Data extract:
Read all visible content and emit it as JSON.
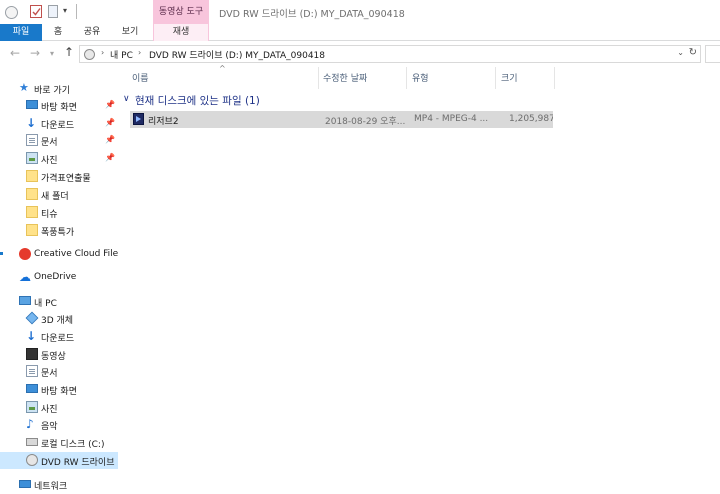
{
  "titlebar": {
    "tool_tab": "동영상 도구",
    "title": "DVD RW 드라이브 (D:) MY_DATA_090418"
  },
  "ribbon": {
    "tabs": [
      "파일",
      "홈",
      "공유",
      "보기",
      "재생"
    ]
  },
  "address": {
    "segments": [
      "내 PC",
      "DVD RW 드라이브 (D:) MY_DATA_090418"
    ],
    "back_icon": "left-arrow",
    "forward_icon": "right-arrow",
    "up_icon": "up-arrow",
    "refresh_icon": "refresh"
  },
  "nav": {
    "quick_access": "바로 가기",
    "pinned": [
      {
        "label": "바탕 화면",
        "icon": "desktop-icon"
      },
      {
        "label": "다운로드",
        "icon": "download-icon"
      },
      {
        "label": "문서",
        "icon": "document-icon"
      },
      {
        "label": "사진",
        "icon": "pictures-icon"
      }
    ],
    "folders": [
      "가격표연출물",
      "새 폴더",
      "티슈",
      "폭풍특가"
    ],
    "creative_cloud": "Creative Cloud Files",
    "onedrive": "OneDrive",
    "this_pc": "내 PC",
    "pc_items": [
      {
        "label": "3D 개체",
        "icon": "3d-objects-icon"
      },
      {
        "label": "다운로드",
        "icon": "download-icon"
      },
      {
        "label": "동영상",
        "icon": "videos-icon"
      },
      {
        "label": "문서",
        "icon": "document-icon"
      },
      {
        "label": "바탕 화면",
        "icon": "desktop-icon"
      },
      {
        "label": "사진",
        "icon": "pictures-icon"
      },
      {
        "label": "음악",
        "icon": "music-icon"
      },
      {
        "label": "로컬 디스크 (C:)",
        "icon": "local-disk-icon"
      },
      {
        "label": "DVD RW 드라이브",
        "icon": "dvd-drive-icon"
      }
    ],
    "network": "네트워크"
  },
  "filelist": {
    "columns": [
      "이름",
      "수정한 날짜",
      "유형",
      "크기"
    ],
    "group_header": "현재 디스크에 있는 파일 (1)",
    "rows": [
      {
        "name": "리저브2",
        "modified": "2018-08-29 오후...",
        "type": "MP4 - MPEG-4 ...",
        "size": "1,205,987"
      }
    ]
  },
  "colors": {
    "file_tab": "#1979ca",
    "video_tools_tab": "#f8c5dc",
    "selected_nav": "#cce8ff",
    "group_header": "#1e3287"
  }
}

What you will do: Excluding the pictures, restate the records above word for word.

Right answer:
Read all visible content and emit it as JSON.
{
  "titlebar": {
    "tool_tab": "동영상 도구",
    "title": "DVD RW 드라이브 (D:) MY_DATA_090418"
  },
  "ribbon": {
    "tabs": [
      "파일",
      "홈",
      "공유",
      "보기",
      "재생"
    ]
  },
  "address": {
    "segments": [
      "내 PC",
      "DVD RW 드라이브 (D:) MY_DATA_090418"
    ],
    "back_icon": "left-arrow",
    "forward_icon": "right-arrow",
    "up_icon": "up-arrow",
    "refresh_icon": "refresh"
  },
  "nav": {
    "quick_access": "바로 가기",
    "pinned": [
      {
        "label": "바탕 화면",
        "icon": "desktop-icon"
      },
      {
        "label": "다운로드",
        "icon": "download-icon"
      },
      {
        "label": "문서",
        "icon": "document-icon"
      },
      {
        "label": "사진",
        "icon": "pictures-icon"
      }
    ],
    "folders": [
      "가격표연출물",
      "새 폴더",
      "티슈",
      "폭풍특가"
    ],
    "creative_cloud": "Creative Cloud Files",
    "onedrive": "OneDrive",
    "this_pc": "내 PC",
    "pc_items": [
      {
        "label": "3D 개체",
        "icon": "3d-objects-icon"
      },
      {
        "label": "다운로드",
        "icon": "download-icon"
      },
      {
        "label": "동영상",
        "icon": "videos-icon"
      },
      {
        "label": "문서",
        "icon": "document-icon"
      },
      {
        "label": "바탕 화면",
        "icon": "desktop-icon"
      },
      {
        "label": "사진",
        "icon": "pictures-icon"
      },
      {
        "label": "음악",
        "icon": "music-icon"
      },
      {
        "label": "로컬 디스크 (C:)",
        "icon": "local-disk-icon"
      },
      {
        "label": "DVD RW 드라이브",
        "icon": "dvd-drive-icon"
      }
    ],
    "network": "네트워크"
  },
  "filelist": {
    "columns": [
      "이름",
      "수정한 날짜",
      "유형",
      "크기"
    ],
    "group_header": "현재 디스크에 있는 파일 (1)",
    "rows": [
      {
        "name": "리저브2",
        "modified": "2018-08-29 오후...",
        "type": "MP4 - MPEG-4 ...",
        "size": "1,205,987"
      }
    ]
  },
  "colors": {
    "file_tab": "#1979ca",
    "video_tools_tab": "#f8c5dc",
    "selected_nav": "#cce8ff",
    "group_header": "#1e3287"
  }
}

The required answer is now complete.